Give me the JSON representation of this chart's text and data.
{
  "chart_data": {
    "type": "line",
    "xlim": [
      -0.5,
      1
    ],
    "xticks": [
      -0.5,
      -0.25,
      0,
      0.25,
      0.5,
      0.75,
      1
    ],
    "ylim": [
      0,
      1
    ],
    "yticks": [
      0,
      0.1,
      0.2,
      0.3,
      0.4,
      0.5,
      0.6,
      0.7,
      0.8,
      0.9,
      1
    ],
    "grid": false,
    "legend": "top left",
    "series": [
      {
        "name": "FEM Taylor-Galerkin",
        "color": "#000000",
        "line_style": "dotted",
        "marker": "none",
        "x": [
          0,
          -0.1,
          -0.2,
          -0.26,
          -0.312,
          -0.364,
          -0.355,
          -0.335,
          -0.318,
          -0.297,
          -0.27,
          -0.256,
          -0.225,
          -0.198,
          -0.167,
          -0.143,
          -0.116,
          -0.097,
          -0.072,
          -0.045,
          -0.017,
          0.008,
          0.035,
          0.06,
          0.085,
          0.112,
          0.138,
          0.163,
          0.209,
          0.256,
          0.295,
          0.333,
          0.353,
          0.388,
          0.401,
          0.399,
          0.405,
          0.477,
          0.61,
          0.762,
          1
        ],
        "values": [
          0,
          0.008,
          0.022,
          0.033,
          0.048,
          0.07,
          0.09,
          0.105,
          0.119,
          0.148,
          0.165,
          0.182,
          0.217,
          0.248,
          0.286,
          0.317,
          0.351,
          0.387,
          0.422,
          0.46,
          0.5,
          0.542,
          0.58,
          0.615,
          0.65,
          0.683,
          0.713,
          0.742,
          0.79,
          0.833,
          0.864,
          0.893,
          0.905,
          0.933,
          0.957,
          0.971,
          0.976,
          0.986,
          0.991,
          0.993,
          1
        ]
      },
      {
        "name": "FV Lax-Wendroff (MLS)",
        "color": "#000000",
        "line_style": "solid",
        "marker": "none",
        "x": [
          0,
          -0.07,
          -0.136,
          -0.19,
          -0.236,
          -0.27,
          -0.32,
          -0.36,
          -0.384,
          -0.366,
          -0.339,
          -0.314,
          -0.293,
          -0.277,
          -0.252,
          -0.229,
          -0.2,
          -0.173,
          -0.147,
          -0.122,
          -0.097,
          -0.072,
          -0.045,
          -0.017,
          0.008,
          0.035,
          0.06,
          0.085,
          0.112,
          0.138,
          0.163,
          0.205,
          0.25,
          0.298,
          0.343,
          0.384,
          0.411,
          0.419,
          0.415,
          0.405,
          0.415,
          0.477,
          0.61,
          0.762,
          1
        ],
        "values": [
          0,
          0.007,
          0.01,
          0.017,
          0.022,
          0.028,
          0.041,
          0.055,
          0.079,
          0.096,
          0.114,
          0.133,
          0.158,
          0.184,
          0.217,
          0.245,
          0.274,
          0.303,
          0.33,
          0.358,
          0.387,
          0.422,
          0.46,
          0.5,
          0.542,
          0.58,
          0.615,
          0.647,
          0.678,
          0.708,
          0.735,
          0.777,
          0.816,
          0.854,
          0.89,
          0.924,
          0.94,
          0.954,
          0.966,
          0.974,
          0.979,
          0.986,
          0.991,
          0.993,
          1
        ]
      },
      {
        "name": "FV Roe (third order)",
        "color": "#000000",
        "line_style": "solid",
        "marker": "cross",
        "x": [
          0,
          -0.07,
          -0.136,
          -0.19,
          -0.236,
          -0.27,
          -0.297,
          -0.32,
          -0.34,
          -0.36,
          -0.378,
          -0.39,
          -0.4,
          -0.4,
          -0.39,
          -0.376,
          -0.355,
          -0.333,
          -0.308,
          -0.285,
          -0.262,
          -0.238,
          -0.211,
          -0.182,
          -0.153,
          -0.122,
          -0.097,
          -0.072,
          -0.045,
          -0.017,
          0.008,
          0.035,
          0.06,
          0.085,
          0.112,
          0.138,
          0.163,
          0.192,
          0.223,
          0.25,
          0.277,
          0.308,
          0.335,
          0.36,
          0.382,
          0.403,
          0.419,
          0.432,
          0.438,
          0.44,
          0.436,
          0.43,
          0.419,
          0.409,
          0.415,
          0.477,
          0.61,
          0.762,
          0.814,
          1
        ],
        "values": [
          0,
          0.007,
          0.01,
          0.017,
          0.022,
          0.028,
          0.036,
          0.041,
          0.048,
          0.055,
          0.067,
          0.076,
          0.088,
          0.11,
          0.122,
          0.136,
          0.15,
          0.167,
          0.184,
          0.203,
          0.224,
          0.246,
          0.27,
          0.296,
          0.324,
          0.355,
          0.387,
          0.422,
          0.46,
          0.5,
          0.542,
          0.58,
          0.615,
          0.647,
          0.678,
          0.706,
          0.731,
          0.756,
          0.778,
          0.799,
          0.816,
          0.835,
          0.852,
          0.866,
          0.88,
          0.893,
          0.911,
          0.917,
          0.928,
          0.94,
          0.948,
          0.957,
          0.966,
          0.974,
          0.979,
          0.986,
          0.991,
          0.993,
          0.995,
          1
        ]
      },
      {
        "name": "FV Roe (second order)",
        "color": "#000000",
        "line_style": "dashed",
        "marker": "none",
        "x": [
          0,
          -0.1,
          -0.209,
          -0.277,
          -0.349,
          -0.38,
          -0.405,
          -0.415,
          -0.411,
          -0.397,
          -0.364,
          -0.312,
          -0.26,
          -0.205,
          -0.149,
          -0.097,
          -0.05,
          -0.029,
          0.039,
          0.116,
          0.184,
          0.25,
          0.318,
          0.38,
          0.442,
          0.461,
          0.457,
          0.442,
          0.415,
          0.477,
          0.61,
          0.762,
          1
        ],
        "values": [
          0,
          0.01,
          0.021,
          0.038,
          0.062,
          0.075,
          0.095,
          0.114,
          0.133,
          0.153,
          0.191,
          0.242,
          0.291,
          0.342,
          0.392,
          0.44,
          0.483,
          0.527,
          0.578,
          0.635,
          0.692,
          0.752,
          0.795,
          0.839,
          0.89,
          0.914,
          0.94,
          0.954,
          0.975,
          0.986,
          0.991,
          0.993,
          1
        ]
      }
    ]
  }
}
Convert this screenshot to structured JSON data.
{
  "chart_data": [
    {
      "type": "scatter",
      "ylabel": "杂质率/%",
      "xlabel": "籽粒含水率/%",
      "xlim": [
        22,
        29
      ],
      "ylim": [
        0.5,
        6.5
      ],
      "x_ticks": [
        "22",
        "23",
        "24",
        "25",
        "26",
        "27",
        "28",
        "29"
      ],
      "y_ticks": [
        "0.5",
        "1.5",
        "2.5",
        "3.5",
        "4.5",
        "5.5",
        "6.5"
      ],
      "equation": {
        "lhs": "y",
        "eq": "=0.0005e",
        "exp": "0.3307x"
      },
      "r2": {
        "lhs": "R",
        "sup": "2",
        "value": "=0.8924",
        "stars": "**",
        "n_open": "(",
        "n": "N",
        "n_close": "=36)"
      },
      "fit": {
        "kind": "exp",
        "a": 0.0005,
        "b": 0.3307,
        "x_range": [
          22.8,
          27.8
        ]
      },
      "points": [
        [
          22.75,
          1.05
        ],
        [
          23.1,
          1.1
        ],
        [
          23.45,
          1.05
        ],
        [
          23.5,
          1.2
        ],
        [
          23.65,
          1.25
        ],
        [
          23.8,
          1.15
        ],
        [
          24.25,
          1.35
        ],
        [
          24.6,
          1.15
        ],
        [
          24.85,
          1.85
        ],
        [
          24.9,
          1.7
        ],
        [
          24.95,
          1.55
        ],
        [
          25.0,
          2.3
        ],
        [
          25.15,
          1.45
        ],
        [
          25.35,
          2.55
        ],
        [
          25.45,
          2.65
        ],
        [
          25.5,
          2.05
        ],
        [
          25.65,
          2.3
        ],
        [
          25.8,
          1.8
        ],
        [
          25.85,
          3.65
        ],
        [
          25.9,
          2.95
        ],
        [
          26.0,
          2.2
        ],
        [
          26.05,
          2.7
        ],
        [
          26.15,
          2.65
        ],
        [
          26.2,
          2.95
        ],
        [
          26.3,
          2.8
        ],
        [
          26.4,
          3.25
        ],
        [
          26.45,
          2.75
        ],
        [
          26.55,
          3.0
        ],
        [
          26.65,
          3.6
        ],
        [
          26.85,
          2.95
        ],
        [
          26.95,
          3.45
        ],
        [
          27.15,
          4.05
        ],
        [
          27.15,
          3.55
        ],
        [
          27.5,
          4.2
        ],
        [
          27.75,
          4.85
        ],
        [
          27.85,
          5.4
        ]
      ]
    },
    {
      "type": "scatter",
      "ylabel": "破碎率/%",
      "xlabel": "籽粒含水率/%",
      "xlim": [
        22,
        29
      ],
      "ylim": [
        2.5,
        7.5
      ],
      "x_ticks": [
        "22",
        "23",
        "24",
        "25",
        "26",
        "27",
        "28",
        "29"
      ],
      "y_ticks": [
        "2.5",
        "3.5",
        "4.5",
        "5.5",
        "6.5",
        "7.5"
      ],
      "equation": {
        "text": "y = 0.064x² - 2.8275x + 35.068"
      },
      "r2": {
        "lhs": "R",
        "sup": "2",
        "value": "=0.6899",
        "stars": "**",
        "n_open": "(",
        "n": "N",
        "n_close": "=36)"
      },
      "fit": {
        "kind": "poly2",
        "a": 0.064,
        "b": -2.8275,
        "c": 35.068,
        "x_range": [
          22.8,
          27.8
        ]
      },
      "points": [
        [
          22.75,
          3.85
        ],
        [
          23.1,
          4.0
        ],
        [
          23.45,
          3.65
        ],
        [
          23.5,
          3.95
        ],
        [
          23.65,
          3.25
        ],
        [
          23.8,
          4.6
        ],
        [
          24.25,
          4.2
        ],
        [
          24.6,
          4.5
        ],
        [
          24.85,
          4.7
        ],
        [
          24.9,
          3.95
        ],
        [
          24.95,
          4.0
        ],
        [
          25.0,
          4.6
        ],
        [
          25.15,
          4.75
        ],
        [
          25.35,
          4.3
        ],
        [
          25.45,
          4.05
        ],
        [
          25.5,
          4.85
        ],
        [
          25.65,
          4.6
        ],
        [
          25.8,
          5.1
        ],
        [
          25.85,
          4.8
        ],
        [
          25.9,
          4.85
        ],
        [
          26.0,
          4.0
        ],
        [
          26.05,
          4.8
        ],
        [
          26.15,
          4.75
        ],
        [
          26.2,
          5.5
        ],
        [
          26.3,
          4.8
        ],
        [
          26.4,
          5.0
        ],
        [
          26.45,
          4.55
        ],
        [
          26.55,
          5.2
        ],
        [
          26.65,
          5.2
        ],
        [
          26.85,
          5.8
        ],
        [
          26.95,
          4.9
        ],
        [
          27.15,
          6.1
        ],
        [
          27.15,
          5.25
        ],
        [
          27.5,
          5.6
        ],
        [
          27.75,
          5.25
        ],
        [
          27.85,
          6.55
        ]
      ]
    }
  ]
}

____

◆ **Task instructions**: Scan the data above; copy every line where "text" appears.

◆ **Answer in full**:
Give me the JSON representation of this chart's text and data.
        "text": "y = 0.064x² - 2.8275x + 35.068"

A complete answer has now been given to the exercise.